Saved data entries:
* START *

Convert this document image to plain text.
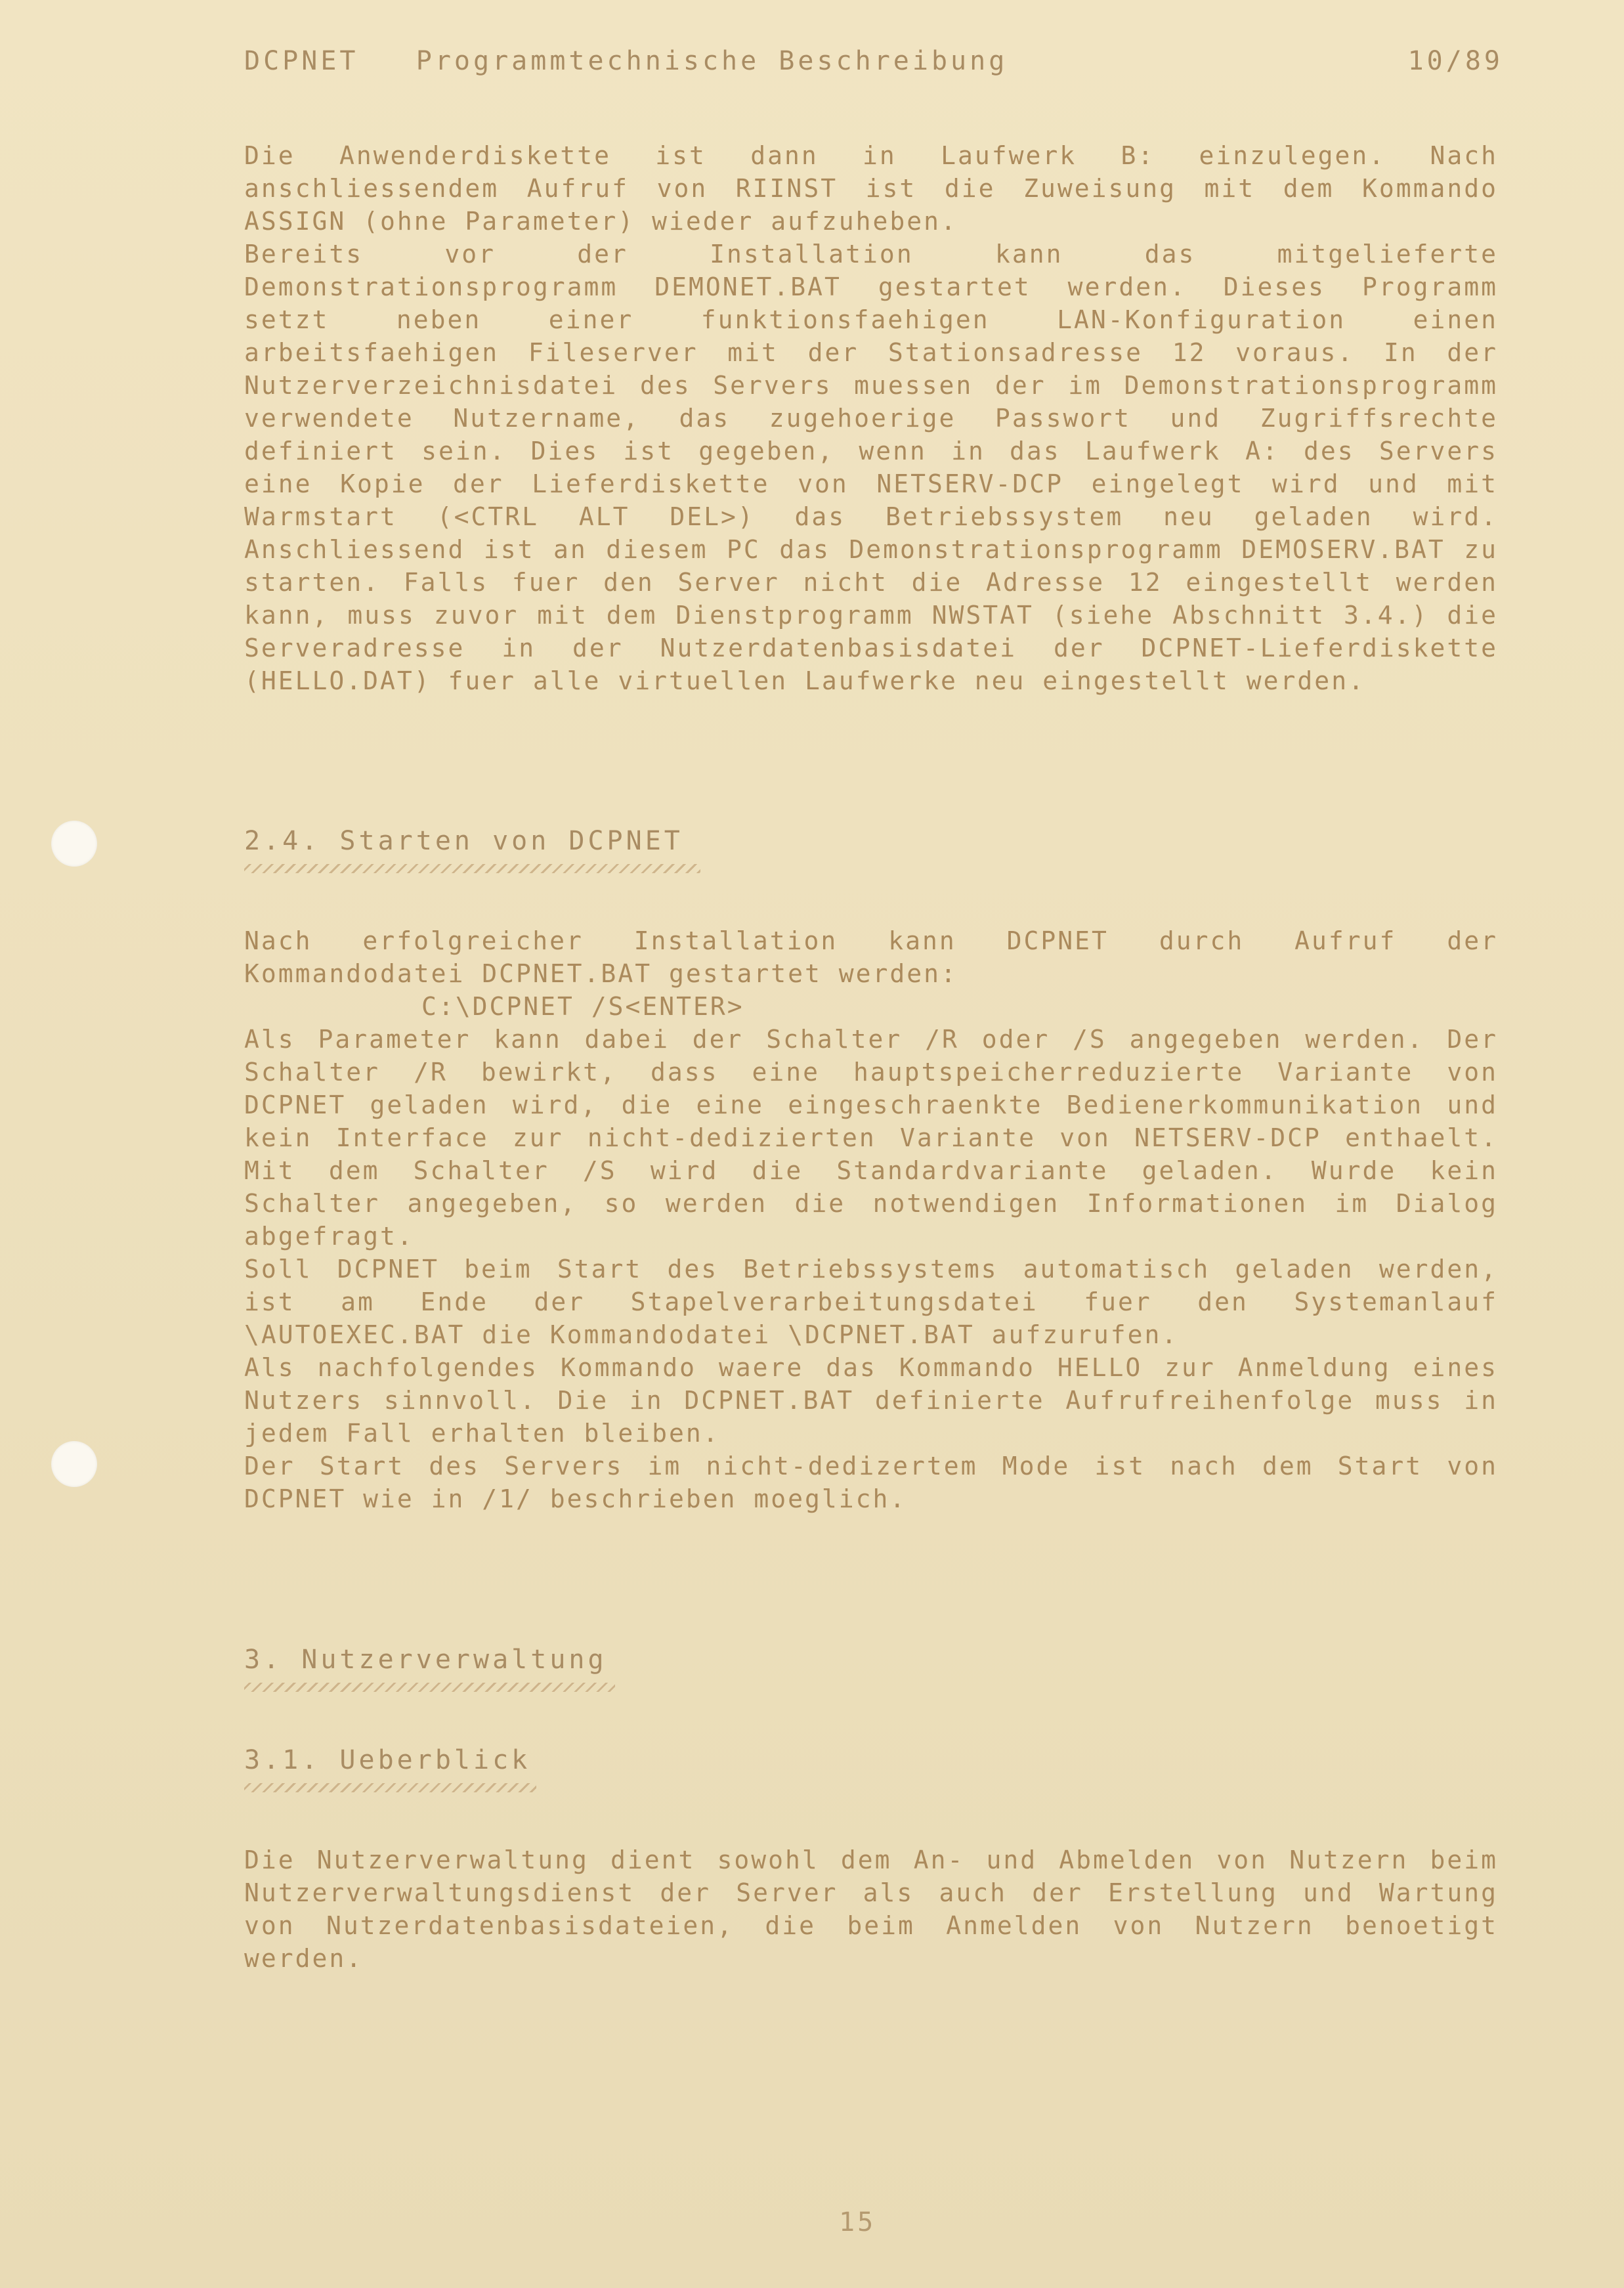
DCPNET   Programmtechnische Beschreibung	10/89

Die Anwenderdiskette ist dann in Laufwerk B: einzulegen. Nach anschliessendem Aufruf von RIINST ist die Zuweisung mit dem Kommando ASSIGN (ohne Parameter) wieder aufzuheben.

Bereits vor der Installation kann das mitgelieferte Demonstrationsprogramm DEMONET.BAT gestartet werden. Dieses Programm setzt neben einer funktionsfaehigen LAN-Konfiguration einen arbeitsfaehigen Fileserver mit der Stationsadresse 12 voraus. In der Nutzerverzeichnisdatei des Servers muessen der im Demonstrationsprogramm verwendete Nutzername, das zugehoerige Passwort und Zugriffsrechte definiert sein. Dies ist gegeben, wenn in das Laufwerk A: des Servers eine Kopie der Lieferdiskette von NETSERV-DCP eingelegt wird und mit Warmstart (<CTRL ALT DEL>) das Betriebssystem neu geladen wird. Anschliessend ist an diesem PC das Demonstrationsprogramm DEMOSERV.BAT zu starten. Falls fuer den Server nicht die Adresse 12 eingestellt werden kann, muss zuvor mit dem Dienstprogramm NWSTAT (siehe Abschnitt 3.4.) die Serveradresse in der Nutzerdatenbasisdatei der DCPNET-Lieferdiskette (HELLO.DAT) fuer alle virtuellen Laufwerke neu eingestellt werden.

2.4. Starten von DCPNET

Nach erfolgreicher Installation kann DCPNET durch Aufruf der Kommandodatei DCPNET.BAT gestartet werden:

C:\DCPNET /S<ENTER>

Als Parameter kann dabei der Schalter /R oder /S angegeben werden. Der Schalter /R bewirkt, dass eine hauptspeicherreduzierte Variante von DCPNET geladen wird, die eine eingeschraenkte Bedienerkommunikation und kein Interface zur nicht-dedizierten Variante von NETSERV-DCP enthaelt. Mit dem Schalter /S wird die Standardvariante geladen. Wurde kein Schalter angegeben, so werden die notwendigen Informationen im Dialog abgefragt.

Soll DCPNET beim Start des Betriebssystems automatisch geladen werden, ist am Ende der Stapelverarbeitungsdatei fuer den Systemanlauf \AUTOEXEC.BAT die Kommandodatei \DCPNET.BAT aufzurufen.

Als nachfolgendes Kommando waere das Kommando HELLO zur Anmeldung eines Nutzers sinnvoll. Die in DCPNET.BAT definierte Aufrufreihenfolge muss in jedem Fall erhalten bleiben.

Der Start des Servers im nicht-dedizertem Mode ist nach dem Start von DCPNET wie in /1/ beschrieben moeglich.

3. Nutzerverwaltung
3.1. Ueberblick

Die Nutzerverwaltung dient sowohl dem An- und Abmelden von Nutzern beim Nutzerverwaltungsdienst der Server als auch der Erstellung und Wartung von Nutzerdatenbasisdateien, die beim Anmelden von Nutzern benoetigt werden.

15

* END *

What number of lines in the records contain the word "geladen"? Answer with that number alone.

• [Result below]:
3